**Task directions:** Isolate every line in the records below with "ylabel" in it.

◆ ◆ ◆ ◆

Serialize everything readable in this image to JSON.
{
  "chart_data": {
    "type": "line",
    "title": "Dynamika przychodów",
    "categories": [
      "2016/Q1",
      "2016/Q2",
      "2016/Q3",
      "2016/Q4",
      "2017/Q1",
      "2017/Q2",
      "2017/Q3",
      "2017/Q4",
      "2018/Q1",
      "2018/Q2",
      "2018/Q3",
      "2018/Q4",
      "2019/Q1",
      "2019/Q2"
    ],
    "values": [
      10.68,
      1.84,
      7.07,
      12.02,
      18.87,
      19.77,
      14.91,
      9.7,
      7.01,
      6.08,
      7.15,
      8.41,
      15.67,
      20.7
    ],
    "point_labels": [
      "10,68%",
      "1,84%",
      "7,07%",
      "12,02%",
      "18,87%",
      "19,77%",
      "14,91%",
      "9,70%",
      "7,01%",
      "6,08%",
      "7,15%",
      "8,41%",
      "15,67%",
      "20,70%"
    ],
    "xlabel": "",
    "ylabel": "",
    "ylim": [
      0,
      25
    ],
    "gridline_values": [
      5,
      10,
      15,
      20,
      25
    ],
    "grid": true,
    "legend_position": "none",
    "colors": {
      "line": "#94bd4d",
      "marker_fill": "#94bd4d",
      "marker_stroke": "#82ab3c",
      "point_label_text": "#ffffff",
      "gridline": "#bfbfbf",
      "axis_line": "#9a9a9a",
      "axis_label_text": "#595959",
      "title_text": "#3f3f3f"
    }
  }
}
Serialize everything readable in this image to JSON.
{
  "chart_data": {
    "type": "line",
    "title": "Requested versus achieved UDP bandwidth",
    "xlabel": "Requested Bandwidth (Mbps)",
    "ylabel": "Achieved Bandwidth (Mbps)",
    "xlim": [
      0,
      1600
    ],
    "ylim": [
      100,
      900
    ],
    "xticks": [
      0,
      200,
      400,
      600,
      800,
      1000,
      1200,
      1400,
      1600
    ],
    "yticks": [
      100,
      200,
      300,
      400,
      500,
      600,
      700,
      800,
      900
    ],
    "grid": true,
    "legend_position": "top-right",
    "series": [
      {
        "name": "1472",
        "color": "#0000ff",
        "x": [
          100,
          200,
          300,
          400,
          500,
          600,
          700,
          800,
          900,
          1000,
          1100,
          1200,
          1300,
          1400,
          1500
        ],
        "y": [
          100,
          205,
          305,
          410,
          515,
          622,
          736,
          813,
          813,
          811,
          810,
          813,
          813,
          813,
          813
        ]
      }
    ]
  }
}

◆ ◆ ◆ ◆

**Solution for this problem:**
    "ylabel": "",
    "ylabel": "Achieved Bandwidth (Mbps)",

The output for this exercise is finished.